### TASK
Lines that include the word "text" are the ones to copy.
-- start --
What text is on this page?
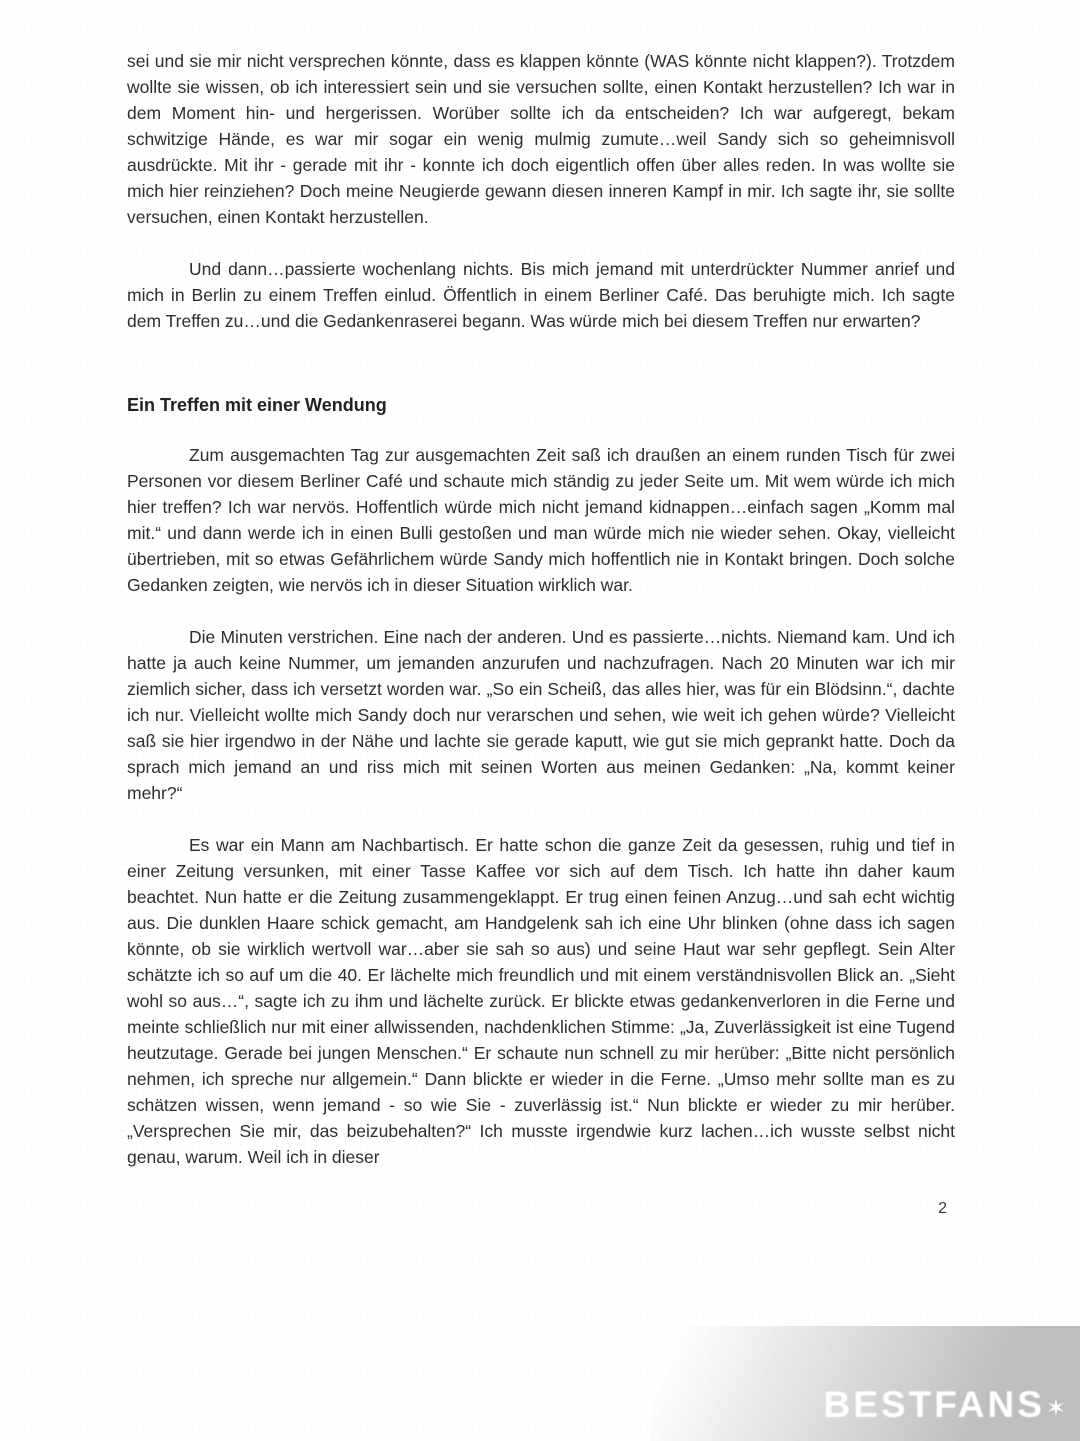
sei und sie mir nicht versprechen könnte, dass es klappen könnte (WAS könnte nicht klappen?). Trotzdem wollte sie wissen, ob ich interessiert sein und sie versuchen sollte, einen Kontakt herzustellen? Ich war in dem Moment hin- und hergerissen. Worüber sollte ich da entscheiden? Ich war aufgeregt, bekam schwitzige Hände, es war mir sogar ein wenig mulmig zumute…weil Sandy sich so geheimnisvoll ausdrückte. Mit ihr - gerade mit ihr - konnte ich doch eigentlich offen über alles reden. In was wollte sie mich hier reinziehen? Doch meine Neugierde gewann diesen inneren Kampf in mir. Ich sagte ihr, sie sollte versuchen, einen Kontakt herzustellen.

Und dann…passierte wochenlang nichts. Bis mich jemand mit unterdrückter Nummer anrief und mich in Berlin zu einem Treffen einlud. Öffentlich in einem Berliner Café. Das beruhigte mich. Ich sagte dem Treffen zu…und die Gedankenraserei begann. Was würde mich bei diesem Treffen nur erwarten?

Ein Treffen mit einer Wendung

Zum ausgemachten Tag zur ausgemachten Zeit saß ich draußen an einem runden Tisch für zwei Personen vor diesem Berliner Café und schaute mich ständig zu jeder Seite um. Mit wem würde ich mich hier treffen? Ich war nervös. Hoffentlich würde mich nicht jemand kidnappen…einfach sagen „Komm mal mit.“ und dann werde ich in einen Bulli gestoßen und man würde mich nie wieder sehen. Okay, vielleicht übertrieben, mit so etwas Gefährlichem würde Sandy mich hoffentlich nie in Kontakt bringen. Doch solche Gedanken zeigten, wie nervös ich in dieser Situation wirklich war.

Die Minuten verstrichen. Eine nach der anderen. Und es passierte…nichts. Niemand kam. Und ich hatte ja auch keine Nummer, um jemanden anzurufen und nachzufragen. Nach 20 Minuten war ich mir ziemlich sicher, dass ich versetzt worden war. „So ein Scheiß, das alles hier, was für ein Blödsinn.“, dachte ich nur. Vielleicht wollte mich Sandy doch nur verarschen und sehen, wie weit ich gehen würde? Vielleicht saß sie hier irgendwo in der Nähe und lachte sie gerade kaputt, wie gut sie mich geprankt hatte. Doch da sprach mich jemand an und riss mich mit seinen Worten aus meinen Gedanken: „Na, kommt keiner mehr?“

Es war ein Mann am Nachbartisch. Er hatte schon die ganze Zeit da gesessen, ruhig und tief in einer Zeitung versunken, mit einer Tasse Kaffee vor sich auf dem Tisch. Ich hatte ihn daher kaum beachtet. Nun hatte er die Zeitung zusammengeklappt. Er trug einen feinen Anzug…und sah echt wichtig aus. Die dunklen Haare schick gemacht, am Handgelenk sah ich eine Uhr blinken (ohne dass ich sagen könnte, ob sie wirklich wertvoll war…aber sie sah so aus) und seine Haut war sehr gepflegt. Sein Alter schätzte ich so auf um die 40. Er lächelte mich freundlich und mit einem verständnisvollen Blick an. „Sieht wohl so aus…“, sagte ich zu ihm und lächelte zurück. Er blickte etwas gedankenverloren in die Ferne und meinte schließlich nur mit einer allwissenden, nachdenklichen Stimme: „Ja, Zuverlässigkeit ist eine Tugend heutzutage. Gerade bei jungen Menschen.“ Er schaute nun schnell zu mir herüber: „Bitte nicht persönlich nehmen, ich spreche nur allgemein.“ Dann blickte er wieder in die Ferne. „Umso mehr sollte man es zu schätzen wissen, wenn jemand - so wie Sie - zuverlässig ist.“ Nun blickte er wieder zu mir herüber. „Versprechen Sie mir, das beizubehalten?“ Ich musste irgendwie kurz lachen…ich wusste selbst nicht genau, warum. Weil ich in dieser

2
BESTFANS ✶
-- end --
-- start --
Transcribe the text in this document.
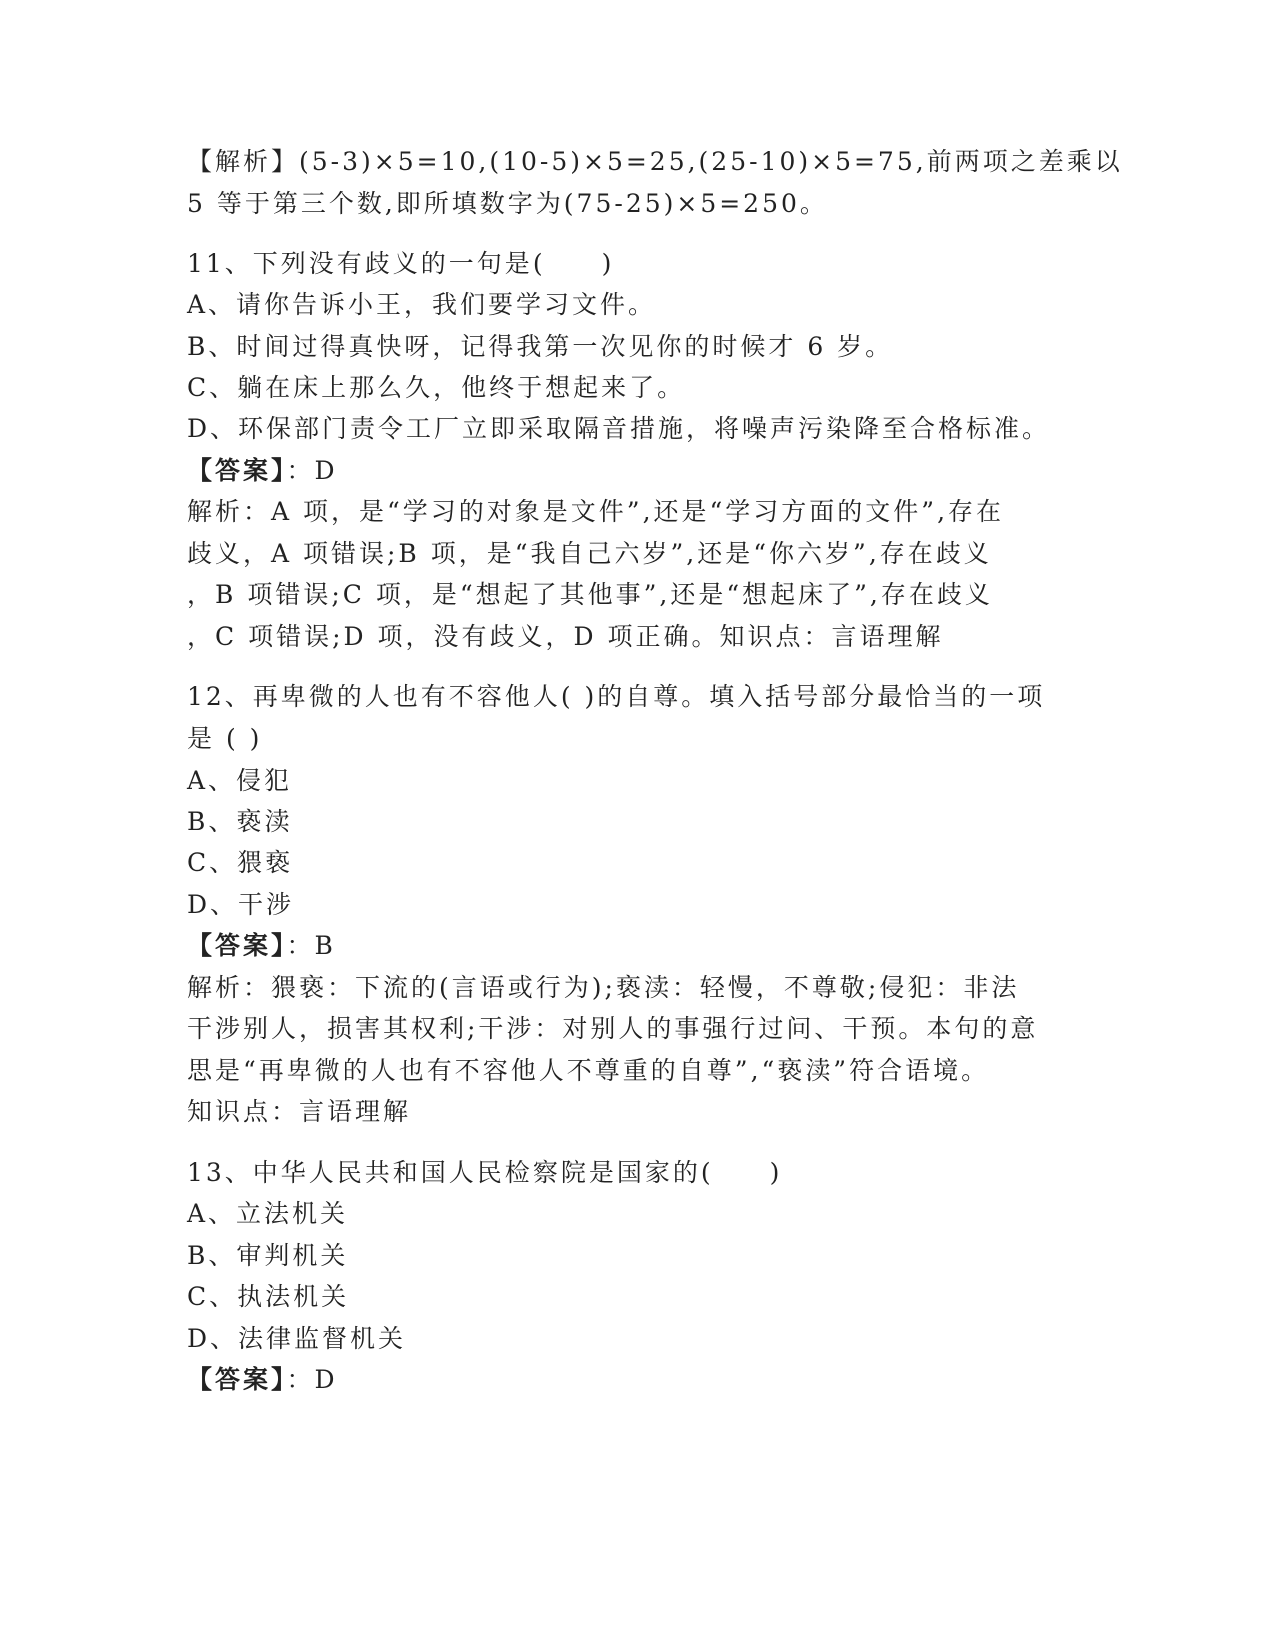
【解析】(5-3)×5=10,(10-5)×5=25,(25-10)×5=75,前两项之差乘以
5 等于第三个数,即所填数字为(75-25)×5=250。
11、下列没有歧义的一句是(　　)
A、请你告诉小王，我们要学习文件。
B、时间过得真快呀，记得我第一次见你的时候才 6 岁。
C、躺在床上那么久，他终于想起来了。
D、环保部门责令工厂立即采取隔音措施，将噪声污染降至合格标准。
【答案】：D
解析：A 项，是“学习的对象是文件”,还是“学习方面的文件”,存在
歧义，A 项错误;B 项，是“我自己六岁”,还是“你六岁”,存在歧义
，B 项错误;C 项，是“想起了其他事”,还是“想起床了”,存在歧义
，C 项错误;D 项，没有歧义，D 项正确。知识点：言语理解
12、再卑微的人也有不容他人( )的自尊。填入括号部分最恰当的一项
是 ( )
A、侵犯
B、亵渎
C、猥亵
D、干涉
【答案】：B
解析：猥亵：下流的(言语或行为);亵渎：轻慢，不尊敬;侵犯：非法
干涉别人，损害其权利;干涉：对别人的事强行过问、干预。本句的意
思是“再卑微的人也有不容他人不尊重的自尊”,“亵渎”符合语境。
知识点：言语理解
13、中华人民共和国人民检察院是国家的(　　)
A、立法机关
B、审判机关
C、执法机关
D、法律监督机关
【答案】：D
-- end --
### COMPLETE OUTPUT
What text is on this page?
Transcribe the text in this document.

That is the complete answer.